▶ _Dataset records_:
....................

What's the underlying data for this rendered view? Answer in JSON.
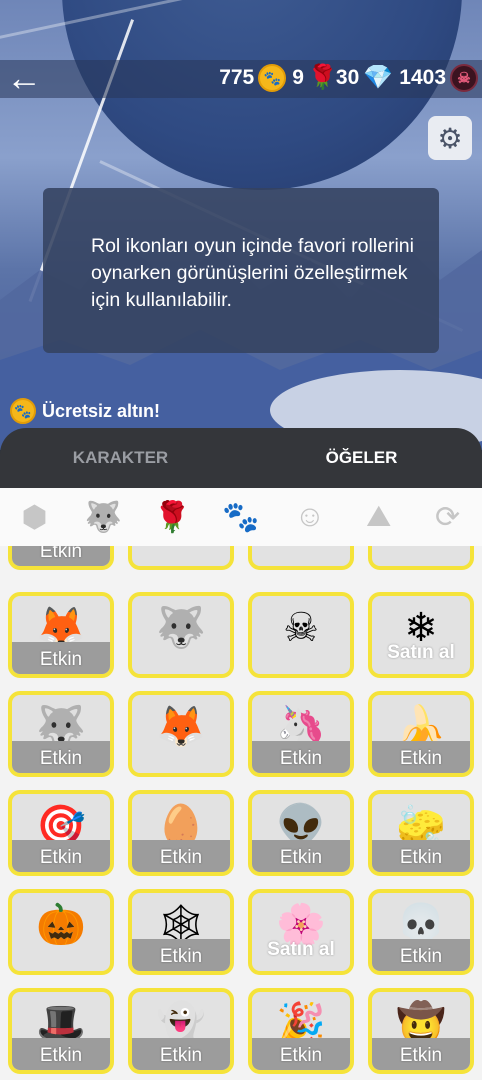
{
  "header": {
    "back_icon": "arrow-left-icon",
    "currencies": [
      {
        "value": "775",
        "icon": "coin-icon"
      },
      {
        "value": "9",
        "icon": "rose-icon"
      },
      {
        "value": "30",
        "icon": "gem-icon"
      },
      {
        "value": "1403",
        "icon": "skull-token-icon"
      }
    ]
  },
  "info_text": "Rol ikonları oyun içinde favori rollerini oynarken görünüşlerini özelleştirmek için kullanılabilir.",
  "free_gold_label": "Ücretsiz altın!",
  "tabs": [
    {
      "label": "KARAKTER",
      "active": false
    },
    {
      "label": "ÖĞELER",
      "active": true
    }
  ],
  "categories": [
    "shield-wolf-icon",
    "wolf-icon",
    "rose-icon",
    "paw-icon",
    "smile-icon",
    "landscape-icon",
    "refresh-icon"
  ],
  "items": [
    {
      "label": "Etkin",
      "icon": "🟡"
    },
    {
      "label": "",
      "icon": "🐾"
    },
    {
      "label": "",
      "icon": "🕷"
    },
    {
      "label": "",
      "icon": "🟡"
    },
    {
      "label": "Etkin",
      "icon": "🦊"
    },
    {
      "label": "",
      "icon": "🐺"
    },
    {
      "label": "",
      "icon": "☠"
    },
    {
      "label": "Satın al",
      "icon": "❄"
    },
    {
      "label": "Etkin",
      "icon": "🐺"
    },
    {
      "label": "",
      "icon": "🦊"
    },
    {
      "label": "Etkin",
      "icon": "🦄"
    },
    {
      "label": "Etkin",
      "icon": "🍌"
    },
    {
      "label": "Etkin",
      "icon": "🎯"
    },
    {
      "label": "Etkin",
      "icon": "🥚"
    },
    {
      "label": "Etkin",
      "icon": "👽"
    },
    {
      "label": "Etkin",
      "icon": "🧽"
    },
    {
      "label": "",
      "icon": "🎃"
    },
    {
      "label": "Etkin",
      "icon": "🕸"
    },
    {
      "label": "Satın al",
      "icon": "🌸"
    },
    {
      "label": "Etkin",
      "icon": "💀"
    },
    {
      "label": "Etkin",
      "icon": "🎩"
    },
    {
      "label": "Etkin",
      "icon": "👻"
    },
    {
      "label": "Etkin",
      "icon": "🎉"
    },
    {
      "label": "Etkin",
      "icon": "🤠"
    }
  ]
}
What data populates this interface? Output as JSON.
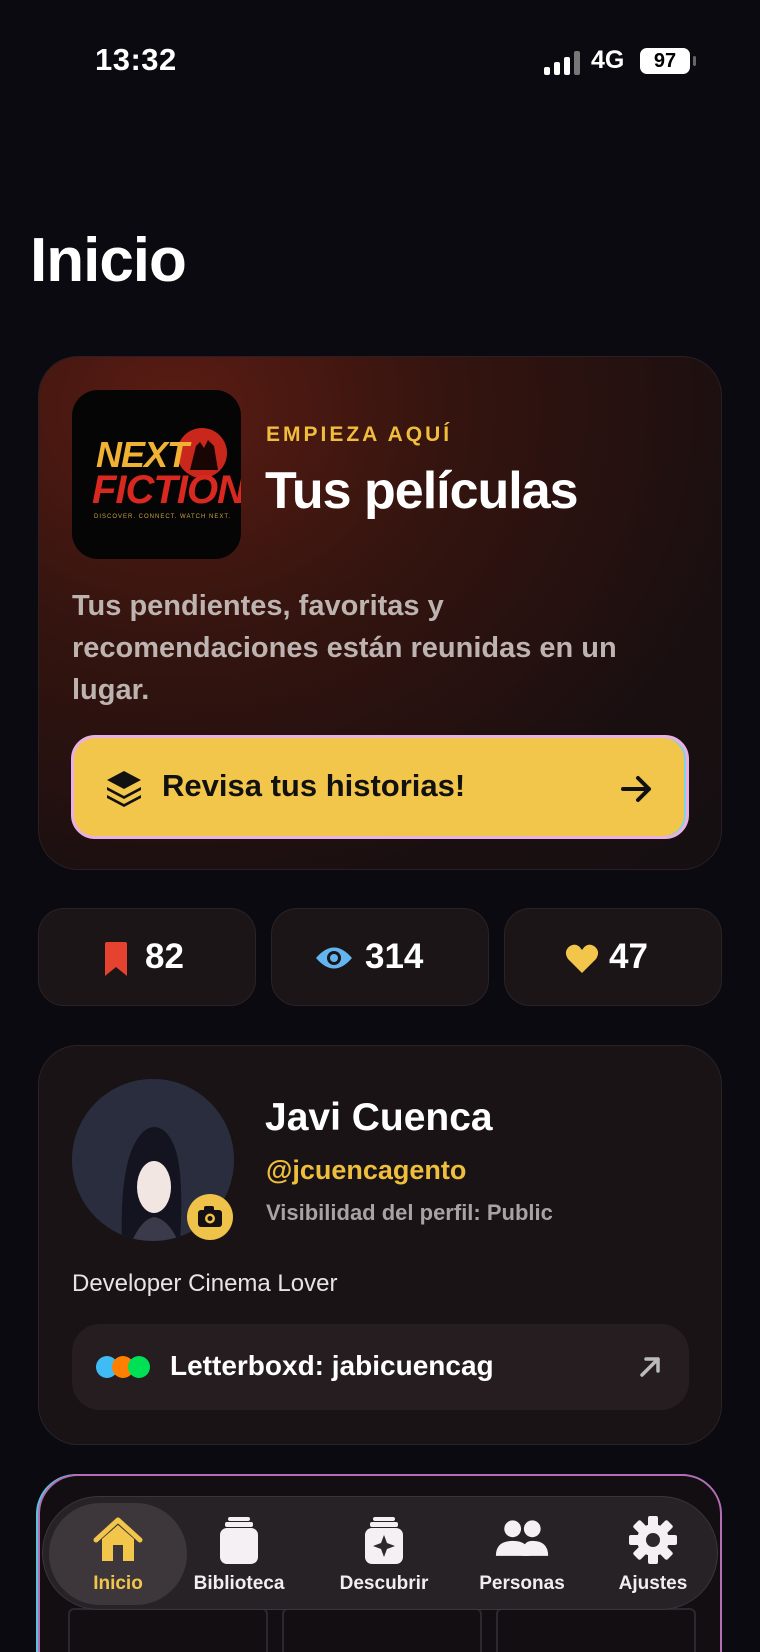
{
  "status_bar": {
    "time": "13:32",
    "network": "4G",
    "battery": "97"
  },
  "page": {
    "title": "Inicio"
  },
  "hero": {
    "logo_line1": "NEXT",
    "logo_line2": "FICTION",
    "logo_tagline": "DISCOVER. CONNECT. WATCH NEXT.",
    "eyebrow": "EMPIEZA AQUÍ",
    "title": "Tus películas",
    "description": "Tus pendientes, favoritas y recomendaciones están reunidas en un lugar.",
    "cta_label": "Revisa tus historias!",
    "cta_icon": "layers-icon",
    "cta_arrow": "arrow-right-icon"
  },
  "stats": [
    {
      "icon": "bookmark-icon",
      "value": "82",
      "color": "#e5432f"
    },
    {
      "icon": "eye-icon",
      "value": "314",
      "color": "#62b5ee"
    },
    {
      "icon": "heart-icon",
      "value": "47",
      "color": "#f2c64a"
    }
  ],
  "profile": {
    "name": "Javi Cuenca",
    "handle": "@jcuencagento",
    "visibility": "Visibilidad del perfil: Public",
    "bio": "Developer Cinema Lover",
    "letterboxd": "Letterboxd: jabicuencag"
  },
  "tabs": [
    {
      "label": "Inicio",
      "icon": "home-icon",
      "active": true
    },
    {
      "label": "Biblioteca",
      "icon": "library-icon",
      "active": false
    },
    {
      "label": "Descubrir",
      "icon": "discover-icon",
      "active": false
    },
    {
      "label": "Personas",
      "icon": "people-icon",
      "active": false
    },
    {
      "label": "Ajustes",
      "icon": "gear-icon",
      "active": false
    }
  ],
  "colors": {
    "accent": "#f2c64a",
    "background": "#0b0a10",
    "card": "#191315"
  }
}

....................

Extract all the data above exactly, excluding every picture.

▶ _Full output_:
What's the underlying data for this rendered view? Answer in JSON.
{
  "header": {
    "back_icon": "arrow-left-icon",
    "currencies": [
      {
        "value": "775",
        "icon": "coin-icon"
      },
      {
        "value": "9",
        "icon": "rose-icon"
      },
      {
        "value": "30",
        "icon": "gem-icon"
      },
      {
        "value": "1403",
        "icon": "skull-token-icon"
      }
    ]
  },
  "info_text": "Rol ikonları oyun içinde favori rollerini oynarken görünüşlerini özelleştirmek için kullanılabilir.",
  "free_gold_label": "Ücretsiz altın!",
  "tabs": [
    {
      "label": "KARAKTER",
      "active": false
    },
    {
      "label": "ÖĞELER",
      "active": true
    }
  ],
  "categories": [
    "shield-wolf-icon",
    "wolf-icon",
    "rose-icon",
    "paw-icon",
    "smile-icon",
    "landscape-icon",
    "refresh-icon"
  ],
  "items": [
    {
      "label": "Etkin",
      "icon": "🟡"
    },
    {
      "label": "",
      "icon": "🐾"
    },
    {
      "label": "",
      "icon": "🕷"
    },
    {
      "label": "",
      "icon": "🟡"
    },
    {
      "label": "Etkin",
      "icon": "🦊"
    },
    {
      "label": "",
      "icon": "🐺"
    },
    {
      "label": "",
      "icon": "☠"
    },
    {
      "label": "Satın al",
      "icon": "❄"
    },
    {
      "label": "Etkin",
      "icon": "🐺"
    },
    {
      "label": "",
      "icon": "🦊"
    },
    {
      "label": "Etkin",
      "icon": "🦄"
    },
    {
      "label": "Etkin",
      "icon": "🍌"
    },
    {
      "label": "Etkin",
      "icon": "🎯"
    },
    {
      "label": "Etkin",
      "icon": "🥚"
    },
    {
      "label": "Etkin",
      "icon": "👽"
    },
    {
      "label": "Etkin",
      "icon": "🧽"
    },
    {
      "label": "",
      "icon": "🎃"
    },
    {
      "label": "Etkin",
      "icon": "🕸"
    },
    {
      "label": "Satın al",
      "icon": "🌸"
    },
    {
      "label": "Etkin",
      "icon": "💀"
    },
    {
      "label": "Etkin",
      "icon": "🎩"
    },
    {
      "label": "Etkin",
      "icon": "👻"
    },
    {
      "label": "Etkin",
      "icon": "🎉"
    },
    {
      "label": "Etkin",
      "icon": "🤠"
    }
  ]
}
What data populates this interface? Output as JSON.
{
  "status_bar": {
    "time": "13:32",
    "network": "4G",
    "battery": "97"
  },
  "page": {
    "title": "Inicio"
  },
  "hero": {
    "logo_line1": "NEXT",
    "logo_line2": "FICTION",
    "logo_tagline": "DISCOVER. CONNECT. WATCH NEXT.",
    "eyebrow": "EMPIEZA AQUÍ",
    "title": "Tus películas",
    "description": "Tus pendientes, favoritas y recomendaciones están reunidas en un lugar.",
    "cta_label": "Revisa tus historias!",
    "cta_icon": "layers-icon",
    "cta_arrow": "arrow-right-icon"
  },
  "stats": [
    {
      "icon": "bookmark-icon",
      "value": "82",
      "color": "#e5432f"
    },
    {
      "icon": "eye-icon",
      "value": "314",
      "color": "#62b5ee"
    },
    {
      "icon": "heart-icon",
      "value": "47",
      "color": "#f2c64a"
    }
  ],
  "profile": {
    "name": "Javi Cuenca",
    "handle": "@jcuencagento",
    "visibility": "Visibilidad del perfil: Public",
    "bio": "Developer Cinema Lover",
    "letterboxd": "Letterboxd: jabicuencag"
  },
  "tabs": [
    {
      "label": "Inicio",
      "icon": "home-icon",
      "active": true
    },
    {
      "label": "Biblioteca",
      "icon": "library-icon",
      "active": false
    },
    {
      "label": "Descubrir",
      "icon": "discover-icon",
      "active": false
    },
    {
      "label": "Personas",
      "icon": "people-icon",
      "active": false
    },
    {
      "label": "Ajustes",
      "icon": "gear-icon",
      "active": false
    }
  ],
  "colors": {
    "accent": "#f2c64a",
    "background": "#0b0a10",
    "card": "#191315"
  }
}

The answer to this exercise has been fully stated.